>>>

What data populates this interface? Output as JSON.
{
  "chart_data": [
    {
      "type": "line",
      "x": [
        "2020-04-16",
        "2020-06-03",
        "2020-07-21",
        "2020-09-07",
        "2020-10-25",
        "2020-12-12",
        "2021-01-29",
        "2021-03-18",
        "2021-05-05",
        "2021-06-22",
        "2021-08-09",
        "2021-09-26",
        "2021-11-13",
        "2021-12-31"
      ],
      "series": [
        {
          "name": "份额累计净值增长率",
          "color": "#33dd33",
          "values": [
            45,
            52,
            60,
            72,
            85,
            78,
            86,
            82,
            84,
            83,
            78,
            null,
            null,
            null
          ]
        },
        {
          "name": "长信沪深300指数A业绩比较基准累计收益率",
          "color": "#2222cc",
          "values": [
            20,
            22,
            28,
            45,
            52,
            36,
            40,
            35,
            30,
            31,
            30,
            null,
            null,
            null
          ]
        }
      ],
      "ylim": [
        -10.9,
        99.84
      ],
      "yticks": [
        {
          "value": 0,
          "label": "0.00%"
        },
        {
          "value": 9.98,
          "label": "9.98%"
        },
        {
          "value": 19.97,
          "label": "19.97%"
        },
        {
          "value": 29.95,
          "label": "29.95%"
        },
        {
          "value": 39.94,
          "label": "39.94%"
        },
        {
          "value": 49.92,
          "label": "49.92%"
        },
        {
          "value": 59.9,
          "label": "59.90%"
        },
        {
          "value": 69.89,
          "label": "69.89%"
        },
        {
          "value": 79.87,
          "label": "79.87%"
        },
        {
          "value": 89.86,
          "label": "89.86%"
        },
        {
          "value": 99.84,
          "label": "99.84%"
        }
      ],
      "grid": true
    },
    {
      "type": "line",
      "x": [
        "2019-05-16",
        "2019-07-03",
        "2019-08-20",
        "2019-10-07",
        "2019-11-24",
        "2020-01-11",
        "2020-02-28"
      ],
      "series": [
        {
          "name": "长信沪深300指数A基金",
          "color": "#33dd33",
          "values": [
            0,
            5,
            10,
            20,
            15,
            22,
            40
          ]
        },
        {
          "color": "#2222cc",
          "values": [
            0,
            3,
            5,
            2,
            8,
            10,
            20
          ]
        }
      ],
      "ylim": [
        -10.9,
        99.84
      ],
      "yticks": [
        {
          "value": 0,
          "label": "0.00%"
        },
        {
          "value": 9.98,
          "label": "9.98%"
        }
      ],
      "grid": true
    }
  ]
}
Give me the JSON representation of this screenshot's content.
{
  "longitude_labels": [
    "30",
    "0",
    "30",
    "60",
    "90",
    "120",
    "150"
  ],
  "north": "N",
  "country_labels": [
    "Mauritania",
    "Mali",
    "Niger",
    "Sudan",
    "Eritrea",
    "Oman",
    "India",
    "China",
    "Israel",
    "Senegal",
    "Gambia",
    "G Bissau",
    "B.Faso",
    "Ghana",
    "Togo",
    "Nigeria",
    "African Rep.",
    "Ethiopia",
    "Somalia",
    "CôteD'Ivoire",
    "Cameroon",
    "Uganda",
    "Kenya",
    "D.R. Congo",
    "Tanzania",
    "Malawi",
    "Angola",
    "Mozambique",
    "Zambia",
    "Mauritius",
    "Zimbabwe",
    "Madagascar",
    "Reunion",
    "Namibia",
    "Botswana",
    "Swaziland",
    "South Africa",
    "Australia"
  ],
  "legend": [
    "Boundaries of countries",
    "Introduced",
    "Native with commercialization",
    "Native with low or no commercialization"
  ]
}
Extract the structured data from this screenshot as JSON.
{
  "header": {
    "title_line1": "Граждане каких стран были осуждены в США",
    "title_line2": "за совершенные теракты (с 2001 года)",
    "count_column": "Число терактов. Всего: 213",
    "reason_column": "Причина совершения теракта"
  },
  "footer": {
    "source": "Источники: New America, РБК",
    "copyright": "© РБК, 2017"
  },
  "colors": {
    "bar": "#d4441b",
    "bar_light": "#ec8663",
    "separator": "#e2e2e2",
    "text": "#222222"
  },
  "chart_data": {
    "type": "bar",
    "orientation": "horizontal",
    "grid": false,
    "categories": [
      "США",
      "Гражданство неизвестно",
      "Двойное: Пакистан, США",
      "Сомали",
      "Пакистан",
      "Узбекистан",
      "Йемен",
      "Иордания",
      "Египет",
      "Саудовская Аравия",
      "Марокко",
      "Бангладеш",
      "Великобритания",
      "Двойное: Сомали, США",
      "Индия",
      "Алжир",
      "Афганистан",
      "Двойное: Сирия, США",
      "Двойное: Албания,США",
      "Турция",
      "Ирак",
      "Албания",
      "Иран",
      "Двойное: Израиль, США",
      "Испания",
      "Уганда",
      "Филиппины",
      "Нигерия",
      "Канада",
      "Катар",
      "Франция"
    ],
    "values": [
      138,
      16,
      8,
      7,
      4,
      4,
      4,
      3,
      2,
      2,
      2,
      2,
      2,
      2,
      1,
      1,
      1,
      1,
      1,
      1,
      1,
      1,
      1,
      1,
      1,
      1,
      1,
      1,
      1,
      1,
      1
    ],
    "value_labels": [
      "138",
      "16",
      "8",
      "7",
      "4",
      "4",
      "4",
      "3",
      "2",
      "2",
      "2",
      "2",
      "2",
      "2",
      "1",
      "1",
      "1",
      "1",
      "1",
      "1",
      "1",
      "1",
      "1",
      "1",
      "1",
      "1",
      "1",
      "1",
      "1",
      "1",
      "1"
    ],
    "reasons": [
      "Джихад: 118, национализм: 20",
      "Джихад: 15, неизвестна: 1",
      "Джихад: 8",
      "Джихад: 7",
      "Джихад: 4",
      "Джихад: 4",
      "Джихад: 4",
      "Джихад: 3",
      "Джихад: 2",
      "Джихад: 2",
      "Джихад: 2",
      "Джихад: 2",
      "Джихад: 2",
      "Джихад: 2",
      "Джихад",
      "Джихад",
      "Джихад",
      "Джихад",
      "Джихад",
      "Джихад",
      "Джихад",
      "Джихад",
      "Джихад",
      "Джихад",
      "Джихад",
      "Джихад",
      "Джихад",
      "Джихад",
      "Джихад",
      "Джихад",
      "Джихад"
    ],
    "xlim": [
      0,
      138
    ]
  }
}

<<<

__Problem__. Gather each line from the entries above that includes the word "this".

__Task output__.
What data populates this interface? Output as JSON.
Give me the JSON representation of this screenshot's content.
Extract the structured data from this screenshot as JSON.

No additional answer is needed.